What you will do >>
For the material that follows, list every line containing the word "Center".

===== Data for the task

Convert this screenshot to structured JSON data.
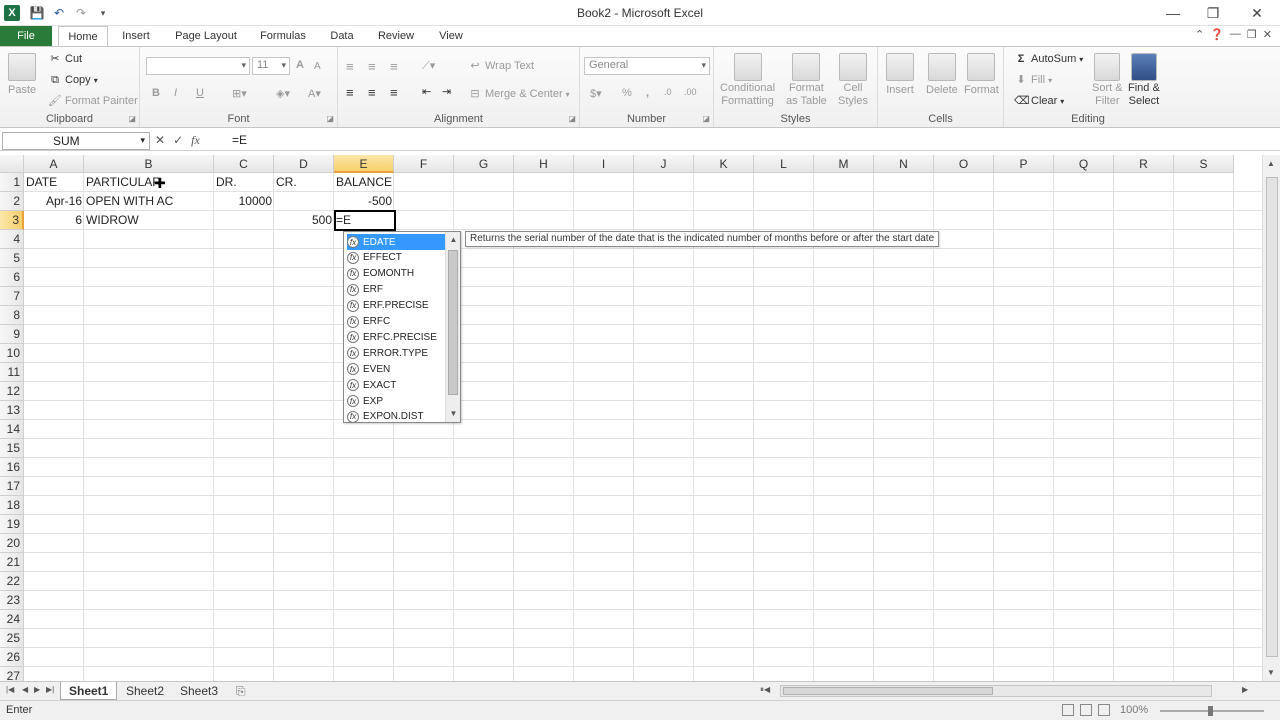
{
  "window": {
    "title": "Book2 - Microsoft Excel",
    "minimize": "—",
    "restore": "❐",
    "close": "✕"
  },
  "ribbon_tabs": {
    "file": "File",
    "items": [
      "Home",
      "Insert",
      "Page Layout",
      "Formulas",
      "Data",
      "Review",
      "View"
    ],
    "active": "Home"
  },
  "clipboard": {
    "paste": "Paste",
    "cut": "Cut",
    "copy": "Copy",
    "format_painter": "Format Painter",
    "label": "Clipboard"
  },
  "font": {
    "font_name": "",
    "font_size": "11",
    "bold": "B",
    "italic": "I",
    "underline": "U",
    "grow": "A",
    "shrink": "A",
    "label": "Font"
  },
  "alignment": {
    "wrap": "Wrap Text",
    "merge": "Merge & Center",
    "label": "Alignment"
  },
  "number": {
    "format": "General",
    "percent": "%",
    "comma": ",",
    "inc": ".0",
    "dec": ".00",
    "label": "Number"
  },
  "styles": {
    "conditional": "Conditional Formatting",
    "conditional_1": "Conditional",
    "conditional_2": "Formatting",
    "table_1": "Format",
    "table_2": "as Table",
    "cell_1": "Cell",
    "cell_2": "Styles",
    "label": "Styles"
  },
  "cells": {
    "insert": "Insert",
    "delete": "Delete",
    "format": "Format",
    "label": "Cells"
  },
  "editing": {
    "autosum": "AutoSum",
    "fill": "Fill",
    "clear": "Clear",
    "sort_1": "Sort &",
    "sort_2": "Filter",
    "find_1": "Find &",
    "find_2": "Select",
    "label": "Editing"
  },
  "formula_bar": {
    "name_box": "SUM",
    "fx": "fx",
    "cancel": "✕",
    "enter": "✓",
    "content": "=E"
  },
  "columns": [
    "A",
    "B",
    "C",
    "D",
    "E",
    "F",
    "G",
    "H",
    "I",
    "J",
    "K",
    "L",
    "M",
    "N",
    "O",
    "P",
    "Q",
    "R",
    "S"
  ],
  "rows": [
    "1",
    "2",
    "3",
    "4",
    "5",
    "6",
    "7",
    "8",
    "9",
    "10",
    "11",
    "12",
    "13",
    "14",
    "15",
    "16",
    "17",
    "18",
    "19",
    "20",
    "21",
    "22",
    "23",
    "24",
    "25",
    "26",
    "27"
  ],
  "cells_data": {
    "A1": "DATE",
    "B1": "PARTICULAR",
    "C1": "DR.",
    "D1": "CR.",
    "E1": "BALANCE",
    "A2": "Apr-16",
    "B2": "OPEN WITH AC",
    "C2": "10000",
    "E2": "-500",
    "A3": "6",
    "B3": "WIDROW",
    "D3": "500",
    "E3": "=E"
  },
  "autocomplete": {
    "items": [
      "EDATE",
      "EFFECT",
      "EOMONTH",
      "ERF",
      "ERF.PRECISE",
      "ERFC",
      "ERFC.PRECISE",
      "ERROR.TYPE",
      "EVEN",
      "EXACT",
      "EXP",
      "EXPON.DIST"
    ],
    "selected": "EDATE",
    "tooltip": "Returns the serial number of the date that is the indicated number of months before or after the start date"
  },
  "sheets": {
    "tabs": [
      "Sheet1",
      "Sheet2",
      "Sheet3"
    ],
    "active": "Sheet1"
  },
  "status": {
    "mode": "Enter",
    "zoom": "100%"
  }
}
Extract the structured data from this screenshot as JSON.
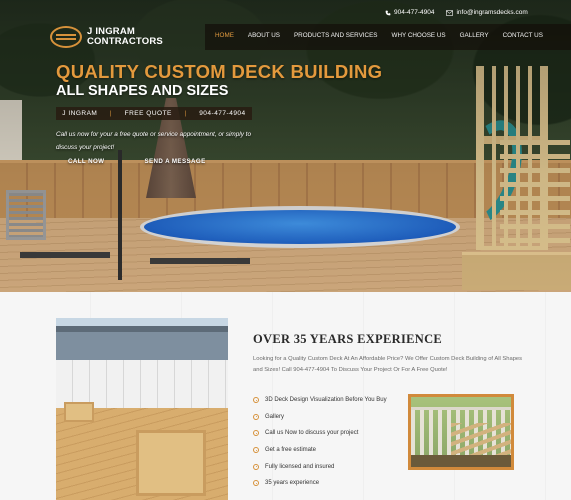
{
  "contact": {
    "phone": "904-477-4904",
    "email": "info@ingramsdecks.com",
    "phone_icon": "phone-icon",
    "email_icon": "envelope-icon"
  },
  "brand": {
    "name_line1": "J INGRAM",
    "name_line2": "CONTRACTORS",
    "accent_color": "#d6923b"
  },
  "nav": {
    "items": [
      {
        "label": "HOME",
        "active": true
      },
      {
        "label": "ABOUT US"
      },
      {
        "label": "PRODUCTS AND SERVICES"
      },
      {
        "label": "WHY CHOOSE US"
      },
      {
        "label": "GALLERY"
      },
      {
        "label": "CONTACT US"
      }
    ]
  },
  "hero": {
    "headline": "QUALITY CUSTOM DECK BUILDING",
    "subheadline": "ALL SHAPES AND SIZES",
    "strip": {
      "name": "J INGRAM",
      "offer": "FREE QUOTE",
      "phone": "904-477-4904",
      "separator": "|"
    },
    "intro": "Call us now for your a free quote or service appointment, or simply to discuss your project!",
    "cta_call": "CALL NOW",
    "cta_message": "SEND A MESSAGE"
  },
  "about": {
    "title": "OVER 35 YEARS EXPERIENCE",
    "description": "Looking for a Quality Custom Deck At An Affordable Price? We Offer Custom Deck Building of All Shapes and Sizes! Call 904-477-4904 To Discuss Your Project Or For A Free Quote!",
    "features": [
      "3D Deck Design Visualization Before You Buy",
      "Gallery",
      "Call us Now to discuss your project",
      "Get a free estimate",
      "Fully licensed and insured",
      "35 years experience"
    ]
  }
}
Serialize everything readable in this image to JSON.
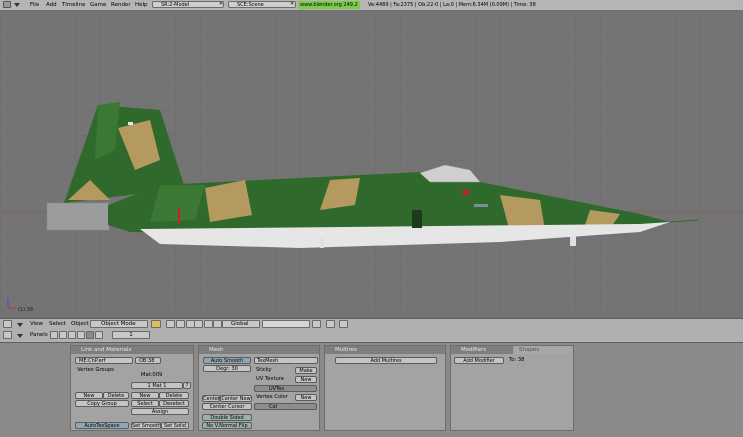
{
  "menubar": {
    "items": [
      "File",
      "Add",
      "Timeline",
      "Game",
      "Render",
      "Help"
    ],
    "screen": "SR:2-Model",
    "scene": "SCE:Scene",
    "url": "www.blender.org 249.2",
    "stats": "Ve:4489 | Fa:2375 | Ob:22-0 | La:0 | Mem:6.34M (0.09M) | Time: 38"
  },
  "viewport": {
    "frame_label": "(1) 38",
    "colors": {
      "bg": "#747474",
      "grid": "#6a6a6a",
      "green": "#2f6a2c",
      "tan": "#b59a5f",
      "white": "#e6e6e6"
    }
  },
  "view3d_header": {
    "menus": [
      "View",
      "Select",
      "Object"
    ],
    "mode": "Object Mode",
    "orientation": "Global"
  },
  "buttons_header": {
    "panels_label": "Panels",
    "frame": "1"
  },
  "link_materials": {
    "title": "Link and Materials",
    "me_name": "ME:ChP.erf",
    "ob_name": "OB:38",
    "vertex_groups": "Vertex Groups",
    "mat_name": "Mat:009",
    "mat_counter": "1 Mat 1",
    "question": "?",
    "new": "New",
    "delete": "Delete",
    "copy_group": "Copy Group",
    "mat_new": "New",
    "mat_delete": "Delete",
    "select": "Select",
    "deselect": "Deselect",
    "assign": "Assign",
    "autotexspace": "AutoTexSpace",
    "set_smooth": "Set Smooth",
    "set_solid": "Set Solid"
  },
  "mesh": {
    "title": "Mesh",
    "auto_smooth": "Auto Smooth",
    "degr": "Degr: 30",
    "texmesh": "TexMesh",
    "sticky": "Sticky",
    "make": "Make",
    "uv_texture": "UV Texture",
    "uv_new": "New",
    "uvtex_name": "UVTex",
    "vertex_color": "Vertex Color",
    "vc_new": "New",
    "col_name": "Col",
    "center": "Center",
    "center_new": "Center New",
    "center_cursor": "Center Cursor",
    "double_sided": "Double Sided",
    "no_v_normal_flip": "No V.Normal Flip"
  },
  "multires": {
    "title": "Multires",
    "add_multires": "Add Multires"
  },
  "modifiers": {
    "tab_modifiers": "Modifiers",
    "tab_shapes": "Shapes",
    "add_modifier": "Add Modifier",
    "to": "To: 38"
  }
}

==========

Answer for the task >>
    "merge": "Merge & Center",
    "center": "Center",
    "center_new": "Center New",
    "center_cursor": "Center Cursor",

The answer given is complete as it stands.